* [TRECHO DA PÁGINA]
+++++

Mínimas memórias

sábado, 8 de setembro de 2018
"Entre os desejos e as realizações destes transcorre toda a vida humana."   -   Arthur Schopenhauer   -   O mundo como vontade e representação


(Texto publicado originalmente no livro "Vozes Impressas", antologia de textos da Academia Peruibense de Letras - Volume VII, 2016)


"Há assim uma memória involuntária que é total e simultânea. Para recuperar o que ela dá, basta ter passado, sentido a vida; basta ter, como dizia Machado, 'padecido no tempo.'"
Pedro Nava, Baú de Ossos

"Quanto a mim não conheço prazer superior ao de encontrar-me ou reencontrar-me no meio de onde provêm a minha essência animal, no convívio do mar, viagem no mar, banho de mar, vista de mar. "
Gilberto Amado, História de minha infância



O começo

Conheço Peruíbe desde há muito tempo, de quando ainda era subdistrito de Itanhaém e uma aprazível e pacata aldeia de pescadores, só acessível percorrendo-se a praia, ou em demorada viagem de trem. Trouxeram-me para cá meu avós maternos,  que em 1958 construíram uma das primeiras casas de veraneio na rua dos Pescadores. A cidade era ainda encantadoramente pequena. Limitava-se a alguns quarteirões em torno da praça da Matriz e um reduzido número de casas do outro lado da estação do trem da Sorocabana.
A casa foi para mim o meu segundo lar, onde passei muitos períodos de férias. Nessa morada com terraços abertos e amplo terreno, tomado por velhos pés de abacate, pitangueiras, laranjeiras, limoeiros, goiabeiras e até um cajueiro, vivi parte da infância e da juventude. A residência e o quintal repleto de árvores, pássaros; as ruas de areia e os arredores da cidade; o mar e o rio; todos foram parte de meus primeiros contatos com a natureza e com o mundo.  
A poetisa Adélia Prado escreveu uma vez que "tudo que a memória amou já ficou eterno". Para mim, no entanto,  nossas memórias e impressões, aquilo que nos forma e nos torna únicos, morre conosco. Assim, antes que estas poucas recordações desapareçam junto comigo, tento registrar algo daquele período inaugural. Parte do que recordo destes tempos vividos em Peruíbe; lembranças que me acompanham até hoje, mais de meio século depois. Os episódios que relato são mínimos e desimportantes. Pequenos fatos sobre a cidade, que a maioria desconhece. Minhas lembranças. Mas seu eu não registrá-las, quem o fará por mim?

+++++

* [OBJETIVO 1] Reescreva a parte do trecho da página que começa em "A casa foi para" e termina em "com o mundo.", substituindo "cajueiro" por "coqueiro".
* [OBJETIVO 2]
Responda, com base no trecho da página:
(a) Em que ano os avós maternos do autor construíram a casa de veraneio?
(b) Em que rua ficava essa casa?
(c) Segundo a frase citada de Adélia Prado, o que "já ficou eterno"?
* [OBJETIVO 3] Passe para o inglês esta frase do trecho da página: "A cidade era ainda encantadoramente pequena."

* [DADOS EXIBIDOS]
+++++

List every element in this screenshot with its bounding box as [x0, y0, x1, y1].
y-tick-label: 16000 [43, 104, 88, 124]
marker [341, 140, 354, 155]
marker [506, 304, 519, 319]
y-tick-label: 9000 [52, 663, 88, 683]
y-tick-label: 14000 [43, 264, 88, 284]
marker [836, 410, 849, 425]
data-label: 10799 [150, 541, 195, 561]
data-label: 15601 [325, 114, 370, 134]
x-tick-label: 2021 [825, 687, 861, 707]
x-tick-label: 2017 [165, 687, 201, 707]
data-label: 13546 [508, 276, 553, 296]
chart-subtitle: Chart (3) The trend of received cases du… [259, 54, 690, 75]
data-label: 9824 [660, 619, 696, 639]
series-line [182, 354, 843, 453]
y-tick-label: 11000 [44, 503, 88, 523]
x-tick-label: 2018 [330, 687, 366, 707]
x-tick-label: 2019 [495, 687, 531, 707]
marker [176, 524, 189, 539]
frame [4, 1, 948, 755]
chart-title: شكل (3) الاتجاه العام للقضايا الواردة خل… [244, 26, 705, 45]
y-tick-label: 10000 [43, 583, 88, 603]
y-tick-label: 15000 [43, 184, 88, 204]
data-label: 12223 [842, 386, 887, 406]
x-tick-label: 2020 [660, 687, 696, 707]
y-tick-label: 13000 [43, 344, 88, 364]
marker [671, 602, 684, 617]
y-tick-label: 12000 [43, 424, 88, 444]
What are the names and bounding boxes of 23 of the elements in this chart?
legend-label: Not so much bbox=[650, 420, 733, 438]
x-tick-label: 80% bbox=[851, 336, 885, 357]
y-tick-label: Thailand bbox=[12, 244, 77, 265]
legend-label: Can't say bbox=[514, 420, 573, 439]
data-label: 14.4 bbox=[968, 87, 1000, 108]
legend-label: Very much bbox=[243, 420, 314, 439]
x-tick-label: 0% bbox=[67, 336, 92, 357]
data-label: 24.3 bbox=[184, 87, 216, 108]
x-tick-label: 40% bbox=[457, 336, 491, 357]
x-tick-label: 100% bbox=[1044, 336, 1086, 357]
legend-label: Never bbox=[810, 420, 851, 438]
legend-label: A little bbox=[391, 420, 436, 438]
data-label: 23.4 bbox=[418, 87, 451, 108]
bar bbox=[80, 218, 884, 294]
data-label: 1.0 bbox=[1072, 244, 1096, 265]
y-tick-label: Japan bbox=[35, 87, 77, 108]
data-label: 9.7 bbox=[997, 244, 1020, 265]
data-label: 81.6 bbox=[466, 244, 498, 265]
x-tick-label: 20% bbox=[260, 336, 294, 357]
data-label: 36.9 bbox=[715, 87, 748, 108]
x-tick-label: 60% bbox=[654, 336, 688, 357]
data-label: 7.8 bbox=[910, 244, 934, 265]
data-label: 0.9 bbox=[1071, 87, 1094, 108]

+++++

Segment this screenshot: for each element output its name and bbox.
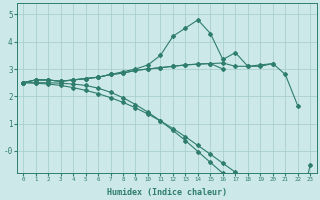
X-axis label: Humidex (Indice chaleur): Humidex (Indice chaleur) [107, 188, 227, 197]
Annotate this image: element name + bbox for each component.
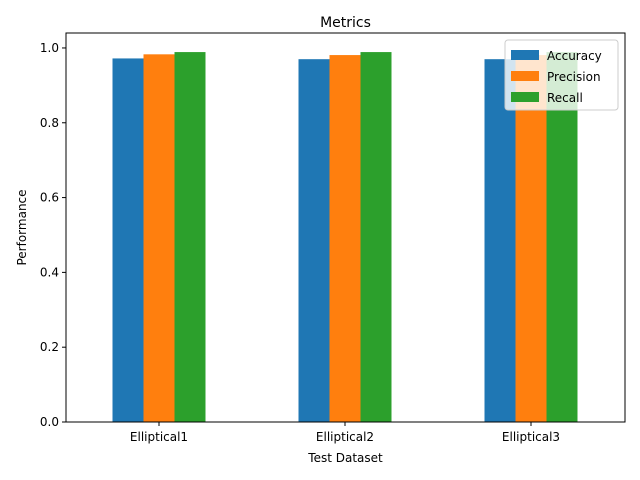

+++++

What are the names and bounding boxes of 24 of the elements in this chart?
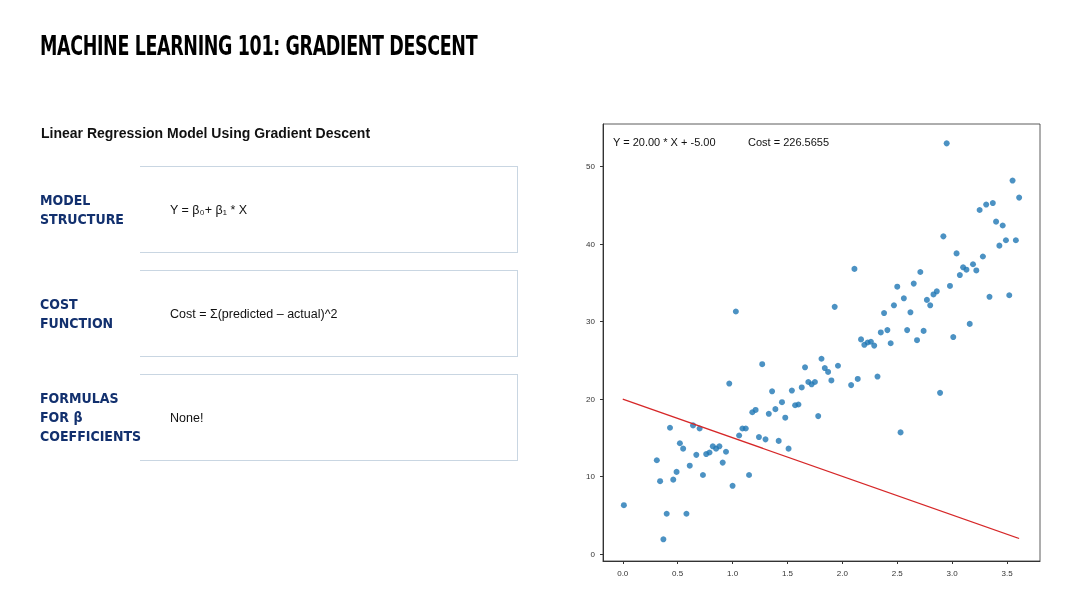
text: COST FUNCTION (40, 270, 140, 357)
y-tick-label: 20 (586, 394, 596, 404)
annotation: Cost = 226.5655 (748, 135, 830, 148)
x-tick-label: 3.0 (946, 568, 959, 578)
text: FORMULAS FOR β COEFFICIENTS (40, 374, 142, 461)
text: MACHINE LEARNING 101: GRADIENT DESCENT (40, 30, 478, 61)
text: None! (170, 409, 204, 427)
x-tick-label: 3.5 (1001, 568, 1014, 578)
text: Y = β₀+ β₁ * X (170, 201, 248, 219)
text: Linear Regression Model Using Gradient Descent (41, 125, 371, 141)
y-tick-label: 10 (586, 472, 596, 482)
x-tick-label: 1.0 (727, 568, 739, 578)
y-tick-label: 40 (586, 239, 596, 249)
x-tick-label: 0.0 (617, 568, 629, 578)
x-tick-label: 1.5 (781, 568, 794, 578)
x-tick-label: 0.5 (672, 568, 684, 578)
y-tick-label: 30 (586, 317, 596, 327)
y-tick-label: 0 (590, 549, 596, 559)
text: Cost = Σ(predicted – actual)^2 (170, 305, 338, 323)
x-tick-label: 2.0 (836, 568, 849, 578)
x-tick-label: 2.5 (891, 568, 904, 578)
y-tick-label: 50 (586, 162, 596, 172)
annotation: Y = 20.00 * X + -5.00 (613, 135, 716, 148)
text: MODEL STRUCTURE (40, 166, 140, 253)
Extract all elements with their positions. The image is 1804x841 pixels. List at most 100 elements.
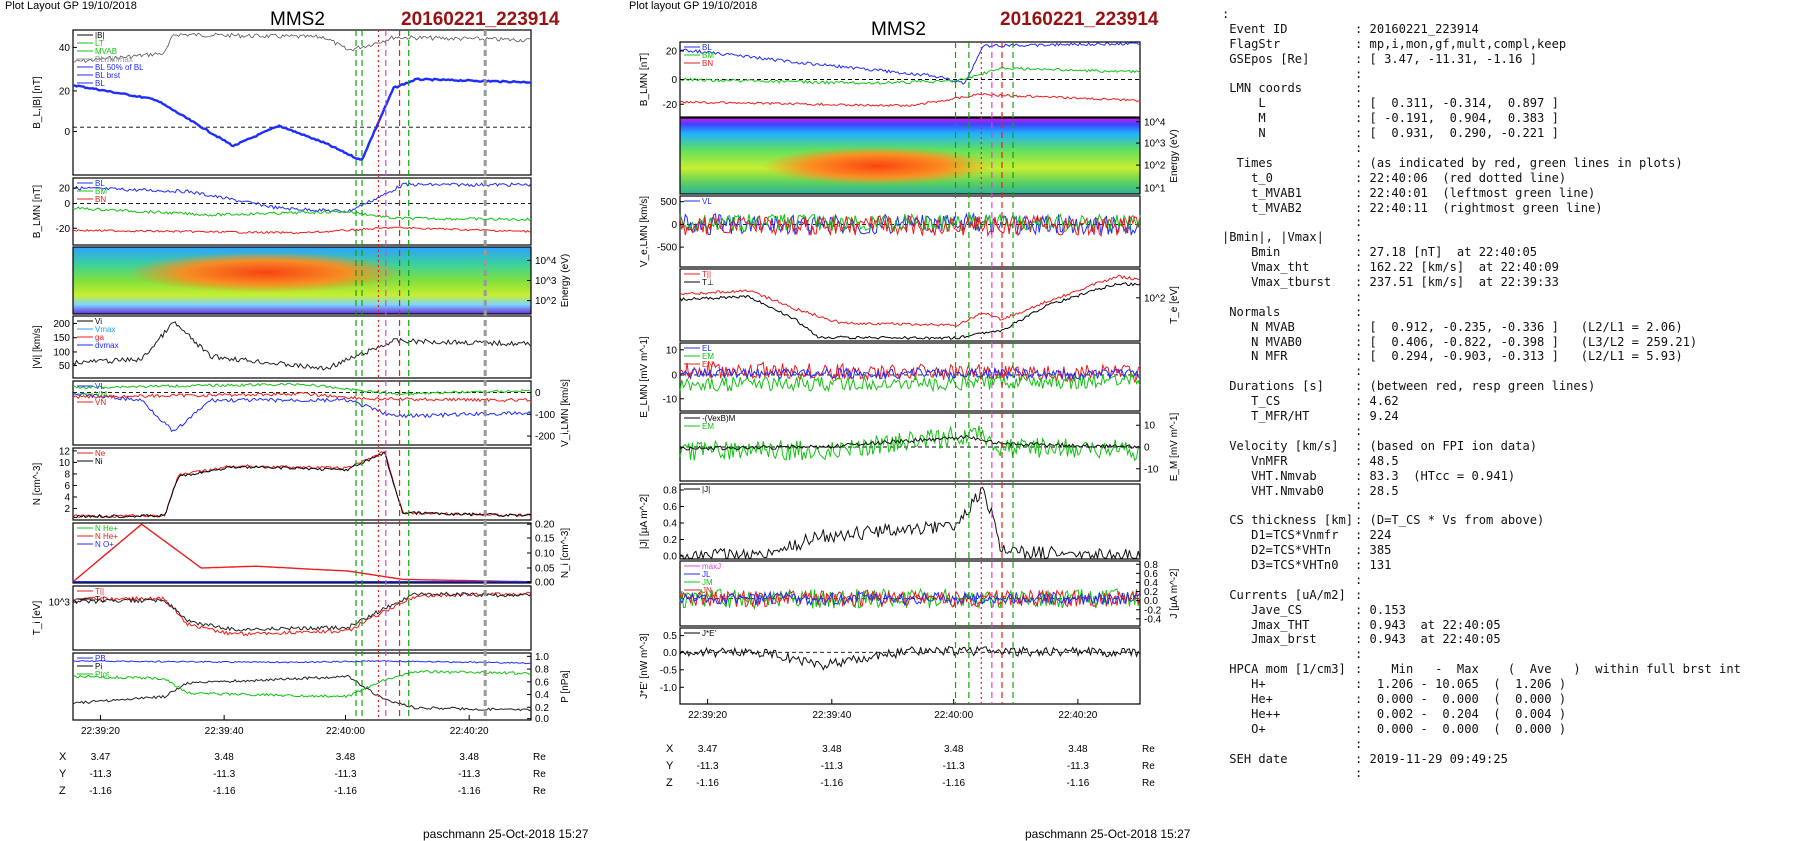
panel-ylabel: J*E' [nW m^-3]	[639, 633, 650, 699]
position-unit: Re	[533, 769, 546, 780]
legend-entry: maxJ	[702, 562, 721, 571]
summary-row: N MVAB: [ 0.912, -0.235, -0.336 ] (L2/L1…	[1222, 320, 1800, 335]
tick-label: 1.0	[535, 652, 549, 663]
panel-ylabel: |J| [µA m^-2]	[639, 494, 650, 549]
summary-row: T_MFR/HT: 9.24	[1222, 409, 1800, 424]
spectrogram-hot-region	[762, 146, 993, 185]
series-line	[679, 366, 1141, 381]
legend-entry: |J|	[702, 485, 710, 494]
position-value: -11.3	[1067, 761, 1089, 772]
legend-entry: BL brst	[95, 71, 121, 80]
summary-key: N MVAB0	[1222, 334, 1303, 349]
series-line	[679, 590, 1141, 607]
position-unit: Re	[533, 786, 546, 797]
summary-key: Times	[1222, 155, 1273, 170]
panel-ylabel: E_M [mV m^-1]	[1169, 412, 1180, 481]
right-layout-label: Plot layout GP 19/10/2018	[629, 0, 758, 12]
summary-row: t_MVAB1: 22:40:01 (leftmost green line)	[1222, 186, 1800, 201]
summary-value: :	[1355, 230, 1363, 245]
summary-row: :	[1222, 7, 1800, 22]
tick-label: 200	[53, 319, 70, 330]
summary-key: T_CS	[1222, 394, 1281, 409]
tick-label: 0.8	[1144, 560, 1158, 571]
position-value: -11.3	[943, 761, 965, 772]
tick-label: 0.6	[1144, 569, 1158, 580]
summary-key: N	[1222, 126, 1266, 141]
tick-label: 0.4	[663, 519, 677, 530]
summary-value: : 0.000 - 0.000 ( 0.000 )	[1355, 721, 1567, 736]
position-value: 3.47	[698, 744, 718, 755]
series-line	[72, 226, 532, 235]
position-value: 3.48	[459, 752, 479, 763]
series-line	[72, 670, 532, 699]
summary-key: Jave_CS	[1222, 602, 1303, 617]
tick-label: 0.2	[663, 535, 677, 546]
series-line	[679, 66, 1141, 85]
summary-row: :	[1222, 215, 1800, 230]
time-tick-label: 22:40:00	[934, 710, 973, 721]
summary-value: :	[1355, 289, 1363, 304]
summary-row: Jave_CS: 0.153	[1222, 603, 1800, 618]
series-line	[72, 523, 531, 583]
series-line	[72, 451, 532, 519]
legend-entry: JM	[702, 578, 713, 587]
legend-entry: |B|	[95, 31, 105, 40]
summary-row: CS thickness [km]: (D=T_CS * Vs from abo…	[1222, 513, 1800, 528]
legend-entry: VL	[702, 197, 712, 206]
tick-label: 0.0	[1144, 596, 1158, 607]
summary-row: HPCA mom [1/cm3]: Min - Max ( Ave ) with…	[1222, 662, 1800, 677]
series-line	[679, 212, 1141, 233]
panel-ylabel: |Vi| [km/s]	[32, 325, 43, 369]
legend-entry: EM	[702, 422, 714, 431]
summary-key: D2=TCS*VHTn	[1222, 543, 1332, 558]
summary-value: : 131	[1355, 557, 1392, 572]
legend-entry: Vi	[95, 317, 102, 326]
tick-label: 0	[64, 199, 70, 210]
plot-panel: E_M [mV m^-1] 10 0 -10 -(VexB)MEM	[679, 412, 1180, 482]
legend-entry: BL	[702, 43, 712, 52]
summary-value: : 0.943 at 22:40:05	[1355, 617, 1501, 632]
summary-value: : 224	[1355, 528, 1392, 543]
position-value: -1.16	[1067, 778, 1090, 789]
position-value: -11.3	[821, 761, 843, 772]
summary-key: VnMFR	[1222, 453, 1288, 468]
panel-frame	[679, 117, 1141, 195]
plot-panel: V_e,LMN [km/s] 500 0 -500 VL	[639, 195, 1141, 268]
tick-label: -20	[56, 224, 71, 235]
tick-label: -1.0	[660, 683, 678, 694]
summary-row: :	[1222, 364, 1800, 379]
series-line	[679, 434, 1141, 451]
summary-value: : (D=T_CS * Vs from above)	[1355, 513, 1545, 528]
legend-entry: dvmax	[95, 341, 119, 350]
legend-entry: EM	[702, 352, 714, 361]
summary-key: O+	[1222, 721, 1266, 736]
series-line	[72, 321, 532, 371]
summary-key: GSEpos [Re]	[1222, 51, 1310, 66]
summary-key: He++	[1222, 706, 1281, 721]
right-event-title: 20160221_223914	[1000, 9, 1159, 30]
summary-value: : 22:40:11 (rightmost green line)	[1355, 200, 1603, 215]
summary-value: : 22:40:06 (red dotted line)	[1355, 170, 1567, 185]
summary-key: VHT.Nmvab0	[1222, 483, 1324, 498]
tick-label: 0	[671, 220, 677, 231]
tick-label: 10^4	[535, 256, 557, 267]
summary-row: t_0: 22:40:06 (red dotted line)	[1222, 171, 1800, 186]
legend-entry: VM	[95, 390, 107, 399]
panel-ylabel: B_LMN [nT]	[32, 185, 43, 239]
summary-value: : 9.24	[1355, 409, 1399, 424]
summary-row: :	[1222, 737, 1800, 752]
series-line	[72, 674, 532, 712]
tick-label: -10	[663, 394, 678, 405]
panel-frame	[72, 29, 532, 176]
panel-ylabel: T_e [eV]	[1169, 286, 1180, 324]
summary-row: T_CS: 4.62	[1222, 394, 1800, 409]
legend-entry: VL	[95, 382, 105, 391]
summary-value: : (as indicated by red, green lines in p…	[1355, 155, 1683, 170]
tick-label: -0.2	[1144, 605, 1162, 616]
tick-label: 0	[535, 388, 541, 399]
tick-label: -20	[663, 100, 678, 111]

+++++

* [RESPOSTA COMPLETA 1]
A casa foi para mim o meu segundo lar, onde passei muitos períodos de férias. Nessa morada com terraços abertos e amplo terreno, tomado por velhos pés de abacate, pitangueiras, laranjeiras, limoeiros, goiabeiras e até um coqueiro, vivi parte da infância e da juventude. A residência e o quintal repleto de árvores, pássaros; as ruas de areia e os arredores da cidade; o mar e o rio; todos foram parte de meus primeiros contatos com a natureza e com o mundo.

* [RESPOSTA COMPLETA 2]
(a) Em 1958.
(b) Na rua dos Pescadores.
(c) Tudo que a memória amou.

* [RESPOSTA COMPLETA 3] The town was still charmingly small.